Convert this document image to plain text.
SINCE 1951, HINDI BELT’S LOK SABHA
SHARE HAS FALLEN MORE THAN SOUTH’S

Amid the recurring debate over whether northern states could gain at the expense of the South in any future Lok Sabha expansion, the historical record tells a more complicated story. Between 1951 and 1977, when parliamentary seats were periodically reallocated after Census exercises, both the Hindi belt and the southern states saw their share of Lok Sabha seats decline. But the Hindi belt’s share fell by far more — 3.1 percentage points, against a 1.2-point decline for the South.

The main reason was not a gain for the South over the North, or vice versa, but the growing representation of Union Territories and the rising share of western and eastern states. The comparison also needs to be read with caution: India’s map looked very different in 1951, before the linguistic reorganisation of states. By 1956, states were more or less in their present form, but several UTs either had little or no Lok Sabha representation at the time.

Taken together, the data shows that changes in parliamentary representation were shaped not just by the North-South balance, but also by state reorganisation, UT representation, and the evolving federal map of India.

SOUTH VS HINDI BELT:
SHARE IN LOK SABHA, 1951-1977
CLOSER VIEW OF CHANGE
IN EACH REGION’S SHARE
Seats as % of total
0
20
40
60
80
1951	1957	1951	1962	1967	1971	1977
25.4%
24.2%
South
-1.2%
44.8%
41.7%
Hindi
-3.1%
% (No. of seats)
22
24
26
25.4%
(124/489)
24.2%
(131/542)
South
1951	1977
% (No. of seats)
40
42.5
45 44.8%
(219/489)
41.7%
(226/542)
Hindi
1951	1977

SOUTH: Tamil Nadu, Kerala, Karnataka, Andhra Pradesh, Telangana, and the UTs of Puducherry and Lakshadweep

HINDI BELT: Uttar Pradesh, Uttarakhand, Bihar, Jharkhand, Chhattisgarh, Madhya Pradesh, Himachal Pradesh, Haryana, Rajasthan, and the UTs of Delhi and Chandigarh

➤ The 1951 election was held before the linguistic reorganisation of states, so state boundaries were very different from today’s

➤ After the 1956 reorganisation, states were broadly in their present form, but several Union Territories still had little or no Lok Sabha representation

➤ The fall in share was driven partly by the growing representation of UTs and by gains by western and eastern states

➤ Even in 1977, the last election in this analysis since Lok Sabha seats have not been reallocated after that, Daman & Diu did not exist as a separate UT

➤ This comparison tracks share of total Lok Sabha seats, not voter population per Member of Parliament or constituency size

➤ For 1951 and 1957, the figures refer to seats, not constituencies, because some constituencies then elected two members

| WHAT THE TASK ASKS |
Please set down all the data word for word.

| ANSWER TO THIS EXERCISE |
Convert this document image to plain text.
SINCE 1951, HINDI BELT’S LOK SABHA
SHARE HAS FALLEN MORE THAN SOUTH’S

Amid the recurring debate over whether northern states could gain at the expense of the South in any future Lok Sabha expansion, the historical record tells a more complicated story. Between 1951 and 1977, when parliamentary seats were periodically reallocated after Census exercises, both the Hindi belt and the southern states saw their share of Lok Sabha seats decline. But the Hindi belt’s share fell by far more — 3.1 percentage points, against a 1.2-point decline for the South.

The main reason was not a gain for the South over the North, or vice versa, but the growing representation of Union Territories and the rising share of western and eastern states. The comparison also needs to be read with caution: India’s map looked very different in 1951, before the linguistic reorganisation of states. By 1956, states were more or less in their present form, but several UTs either had little or no Lok Sabha representation at the time.

Taken together, the data shows that changes in parliamentary representation were shaped not just by the North-South balance, but also by state reorganisation, UT representation, and the evolving federal map of India.

SOUTH VS HINDI BELT:
SHARE IN LOK SABHA, 1951-1977
CLOSER VIEW OF CHANGE
IN EACH REGION’S SHARE
Seats as % of total
0
20
40
60
80
1951	1957	1951	1962	1967	1971	1977
25.4%
24.2%
South
-1.2%
44.8%
41.7%
Hindi
-3.1%
% (No. of seats)
22
24
26
25.4%
(124/489)
24.2%
(131/542)
South
1951	1977
% (No. of seats)
40
42.5
45 44.8%
(219/489)
41.7%
(226/542)
Hindi
1951	1977

SOUTH: Tamil Nadu, Kerala, Karnataka, Andhra Pradesh, Telangana, and the UTs of Puducherry and Lakshadweep

HINDI BELT: Uttar Pradesh, Uttarakhand, Bihar, Jharkhand, Chhattisgarh, Madhya Pradesh, Himachal Pradesh, Haryana, Rajasthan, and the UTs of Delhi and Chandigarh

➤ The 1951 election was held before the linguistic reorganisation of states, so state boundaries were very different from today’s

➤ After the 1956 reorganisation, states were broadly in their present form, but several Union Territories still had little or no Lok Sabha representation

➤ The fall in share was driven partly by the growing representation of UTs and by gains by western and eastern states

➤ Even in 1977, the last election in this analysis since Lok Sabha seats have not been reallocated after that, Daman & Diu did not exist as a separate UT

➤ This comparison tracks share of total Lok Sabha seats, not voter population per Member of Parliament or constituency size

➤ For 1951 and 1957, the figures refer to seats, not constituencies, because some constituencies then elected two members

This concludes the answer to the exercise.